• **Given instruction**:
Some lines in the listing below may include the string "this". How many are there? Give only the number.

• **Provided material**:
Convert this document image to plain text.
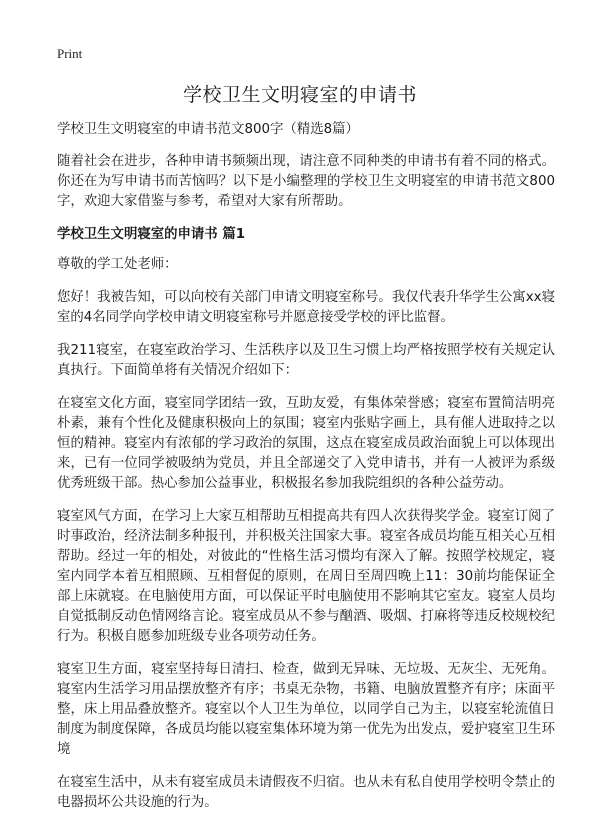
Print
学校卫生文明寝室的申请书

学校卫生文明寝室的申请书范文800字（精选8篇）

随着社会在进步，各种申请书频频出现，请注意不同种类的申请书有着不同的格式。你还在为写申请书而苦恼吗？以下是小编整理的学校卫生文明寝室的申请书范文800字，欢迎大家借鉴与参考，希望对大家有所帮助。

学校卫生文明寝室的申请书 篇1

尊敬的学工处老师：

您好！我被告知，可以向校有关部门申请文明寝室称号。我仅代表升华学生公寓xx寝室的4名同学向学校申请文明寝室称号并愿意接受学校的评比监督。

我211寝室，在寝室政治学习、生活秩序以及卫生习惯上均严格按照学校有关规定认真执行。下面简单将有关情况介绍如下：

在寝室文化方面，寝室同学团结一致，互助友爱，有集体荣誉感；寝室布置简洁明亮朴素，兼有个性化及健康积极向上的氛围；寝室内张贴字画上，具有催人进取持之以恒的精神。寝室内有浓郁的学习政治的氛围，这点在寝室成员政治面貌上可以体现出来，已有一位同学被吸纳为党员，并且全部递交了入党申请书，并有一人被评为系级优秀班级干部。热心参加公益事业，积极报名参加我院组织的各种公益劳动。

寝室风气方面，在学习上大家互相帮助互相提高共有四人次获得奖学金。寝室订阅了时事政治，经济法制多种报刊，并积极关注国家大事。寝室各成员均能互相关心互相帮助。经过一年的相处，对彼此的“性格生活习惯均有深入了解。按照学校规定，寝室内同学本着互相照顾、互相督促的原则，在周日至周四晚上11：30前均能保证全部上床就寝。在电脑使用方面，可以保证平时电脑使用不影响其它室友。寝室人员均自觉抵制反动色情网络言论。寝室成员从不参与酗酒、吸烟、打麻将等违反校规校纪行为。积极自愿参加班级专业各项劳动任务。

寝室卫生方面，寝室坚持每日清扫、检查，做到无异味、无垃圾、无灰尘、无死角。寝室内生活学习用品摆放整齐有序；书桌无杂物，书籍、电脑放置整齐有序；床面平整，床上用品叠放整齐。寝室以个人卫生为单位，以同学自己为主，以寝室轮流值日制度为制度保障，各成员均能以寝室集体环境为第一优先为出发点，爱护寝室卫生环境

在寝室生活中，从未有寝室成员未请假夜不归宿。也从未有私自使用学校明令禁止的电器损坏公共设施的行为。
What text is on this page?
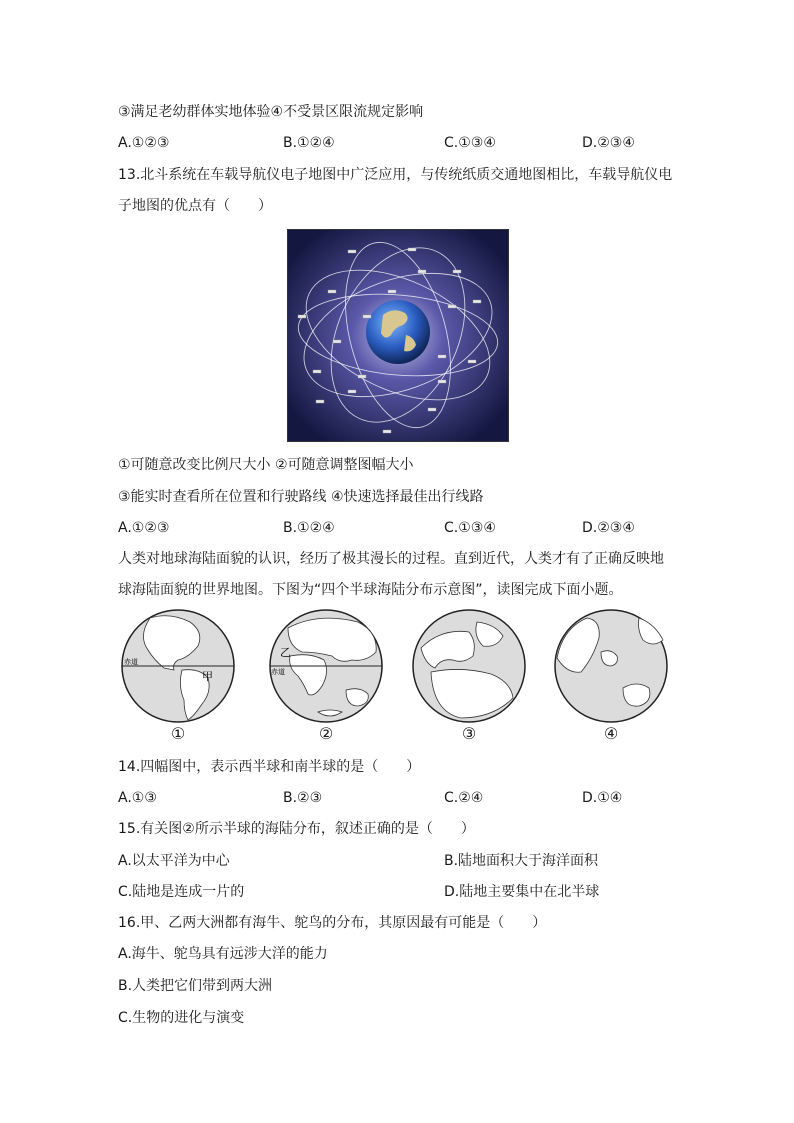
③满足老幼群体实地体验④不受景区限流规定影响
A.①②③	B.①②④	C.①③④	D.②③④
13.北斗系统在车载导航仪电子地图中广泛应用，与传统纸质交通地图相比，车载导航仪电
子地图的优点有（　　）
①可随意改变比例尺大小 ②可随意调整图幅大小
③能实时查看所在位置和行驶路线 ④快速选择最佳出行线路
A.①②③	B.①②④	C.①③④	D.②③④
人类对地球海陆面貌的认识，经历了极其漫长的过程。直到近代，人类才有了正确反映地
球海陆面貌的世界地图。下图为“四个半球海陆分布示意图”，读图完成下面小题。
赤道
甲	赤道
乙
①	②	③	④
14.四幅图中，表示西半球和南半球的是（　　）
A.①③	B.②③	C.②④	D.①④
15.有关图②所示半球的海陆分布，叙述正确的是（　　）
A.以太平洋为中心	B.陆地面积大于海洋面积
C.陆地是连成一片的	D.陆地主要集中在北半球
16.甲、乙两大洲都有海牛、鸵鸟的分布，其原因最有可能是（　　）
A.海牛、鸵鸟具有远涉大洋的能力
B.人类把它们带到两大洲
C.生物的进化与演变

• **Solution**:
2